Only lines containing the word "Begutachtungs" belong in the answer; copy each one from the records.

> **MATERIALS PROVIDED**

'''

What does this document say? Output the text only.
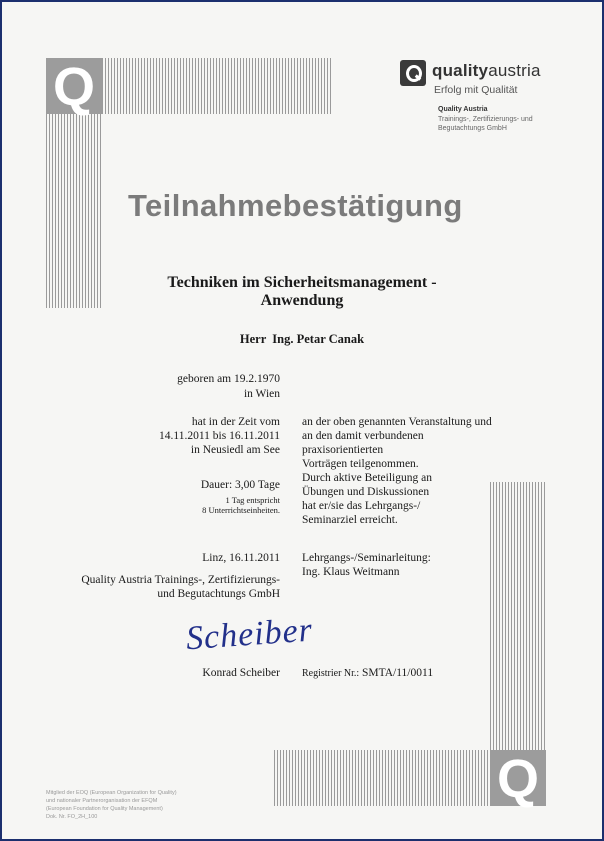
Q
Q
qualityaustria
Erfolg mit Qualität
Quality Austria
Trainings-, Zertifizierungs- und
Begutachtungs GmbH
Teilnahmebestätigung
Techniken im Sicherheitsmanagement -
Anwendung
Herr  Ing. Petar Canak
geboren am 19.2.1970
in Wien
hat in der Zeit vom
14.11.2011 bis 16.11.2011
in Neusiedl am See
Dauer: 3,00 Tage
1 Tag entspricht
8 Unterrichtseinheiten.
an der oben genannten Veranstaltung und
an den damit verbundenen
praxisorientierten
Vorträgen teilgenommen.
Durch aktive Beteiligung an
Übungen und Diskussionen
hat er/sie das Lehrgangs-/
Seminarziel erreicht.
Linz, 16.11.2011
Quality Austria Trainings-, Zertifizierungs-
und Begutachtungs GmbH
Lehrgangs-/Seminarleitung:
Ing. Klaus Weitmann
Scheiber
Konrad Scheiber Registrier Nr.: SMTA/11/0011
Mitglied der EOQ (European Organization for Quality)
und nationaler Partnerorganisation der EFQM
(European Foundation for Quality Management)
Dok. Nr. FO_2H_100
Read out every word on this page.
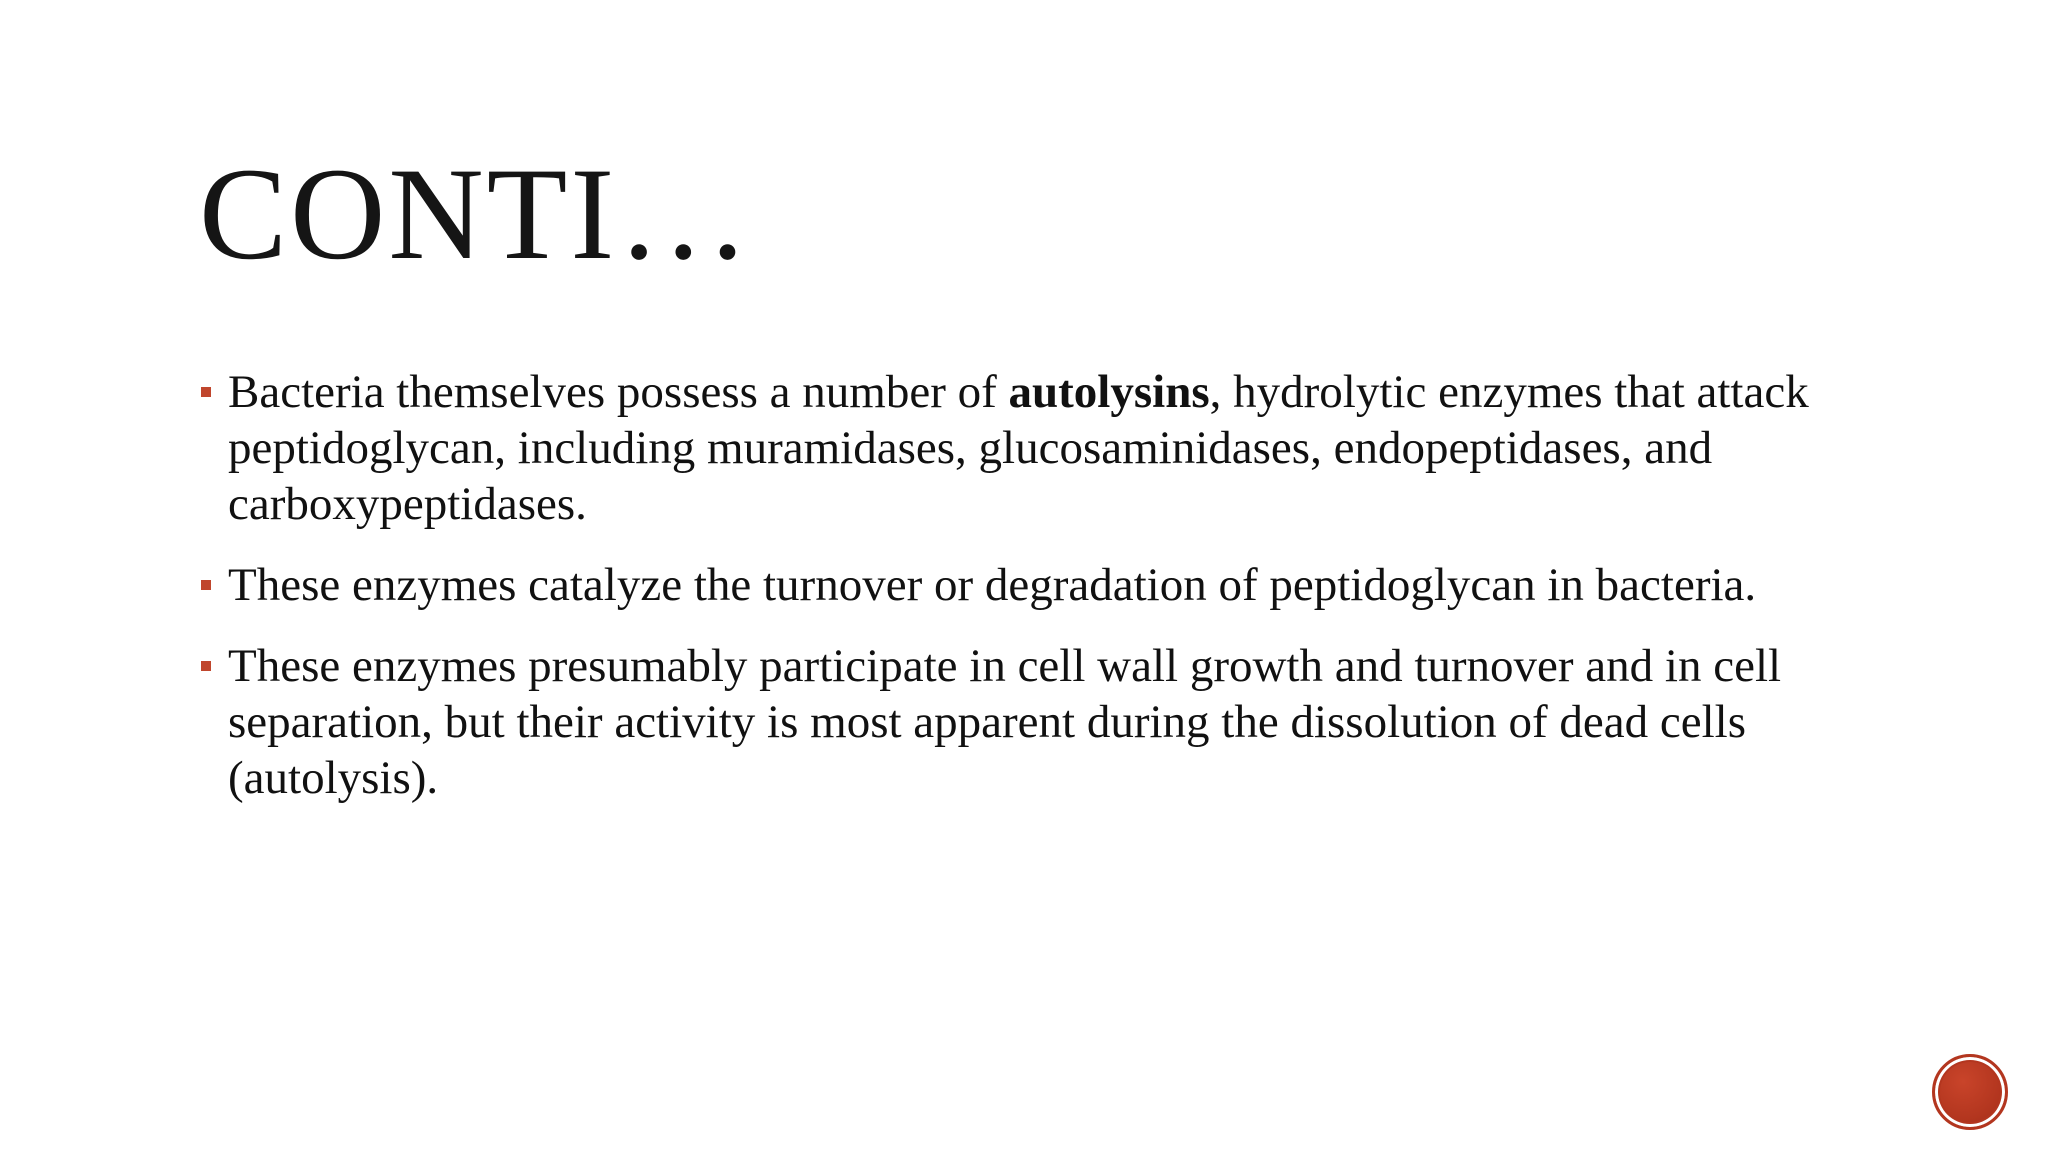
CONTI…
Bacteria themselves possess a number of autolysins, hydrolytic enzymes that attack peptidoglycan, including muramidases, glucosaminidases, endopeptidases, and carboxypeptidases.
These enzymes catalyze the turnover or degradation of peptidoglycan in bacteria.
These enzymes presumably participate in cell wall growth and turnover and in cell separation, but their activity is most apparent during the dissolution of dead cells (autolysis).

'''
'''

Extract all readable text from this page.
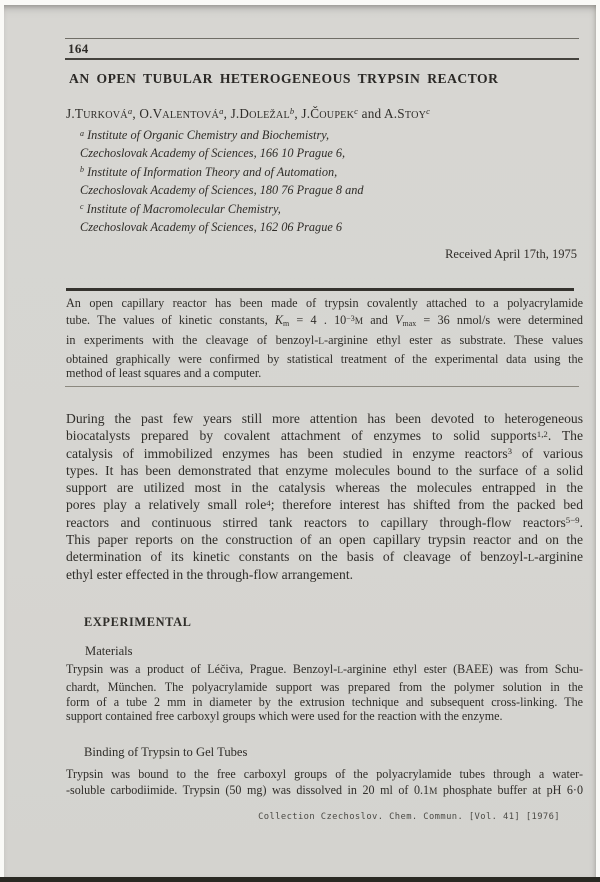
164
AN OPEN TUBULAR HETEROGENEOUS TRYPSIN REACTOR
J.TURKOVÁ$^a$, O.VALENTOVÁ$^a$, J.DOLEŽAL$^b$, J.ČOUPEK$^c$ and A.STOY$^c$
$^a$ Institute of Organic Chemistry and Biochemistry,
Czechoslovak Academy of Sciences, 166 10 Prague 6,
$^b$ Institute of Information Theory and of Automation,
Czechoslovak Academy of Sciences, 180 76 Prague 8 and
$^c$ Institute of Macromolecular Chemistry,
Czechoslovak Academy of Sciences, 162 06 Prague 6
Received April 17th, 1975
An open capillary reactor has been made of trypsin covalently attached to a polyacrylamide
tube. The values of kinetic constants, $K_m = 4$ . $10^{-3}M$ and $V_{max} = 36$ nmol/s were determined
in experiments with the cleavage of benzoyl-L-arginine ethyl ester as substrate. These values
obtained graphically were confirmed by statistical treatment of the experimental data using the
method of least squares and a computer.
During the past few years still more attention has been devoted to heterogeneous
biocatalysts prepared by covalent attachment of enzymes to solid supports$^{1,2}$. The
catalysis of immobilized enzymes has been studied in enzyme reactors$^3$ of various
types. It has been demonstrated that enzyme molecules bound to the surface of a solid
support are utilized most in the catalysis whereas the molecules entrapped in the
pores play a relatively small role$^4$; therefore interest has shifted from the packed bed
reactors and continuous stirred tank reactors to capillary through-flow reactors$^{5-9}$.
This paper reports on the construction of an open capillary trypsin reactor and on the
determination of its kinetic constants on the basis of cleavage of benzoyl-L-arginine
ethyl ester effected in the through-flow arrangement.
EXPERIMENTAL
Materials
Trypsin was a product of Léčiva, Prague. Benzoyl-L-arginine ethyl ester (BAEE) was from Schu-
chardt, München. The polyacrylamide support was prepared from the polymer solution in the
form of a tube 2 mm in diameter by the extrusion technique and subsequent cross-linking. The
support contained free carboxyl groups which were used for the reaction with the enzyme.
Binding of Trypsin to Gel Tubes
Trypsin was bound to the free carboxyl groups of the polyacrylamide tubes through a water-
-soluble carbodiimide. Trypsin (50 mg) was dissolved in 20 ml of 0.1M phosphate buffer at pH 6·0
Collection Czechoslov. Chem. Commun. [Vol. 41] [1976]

'''

> **PROBLEM SOLUTION**
Begutachtungs GmbH
und Begutachtungs GmbH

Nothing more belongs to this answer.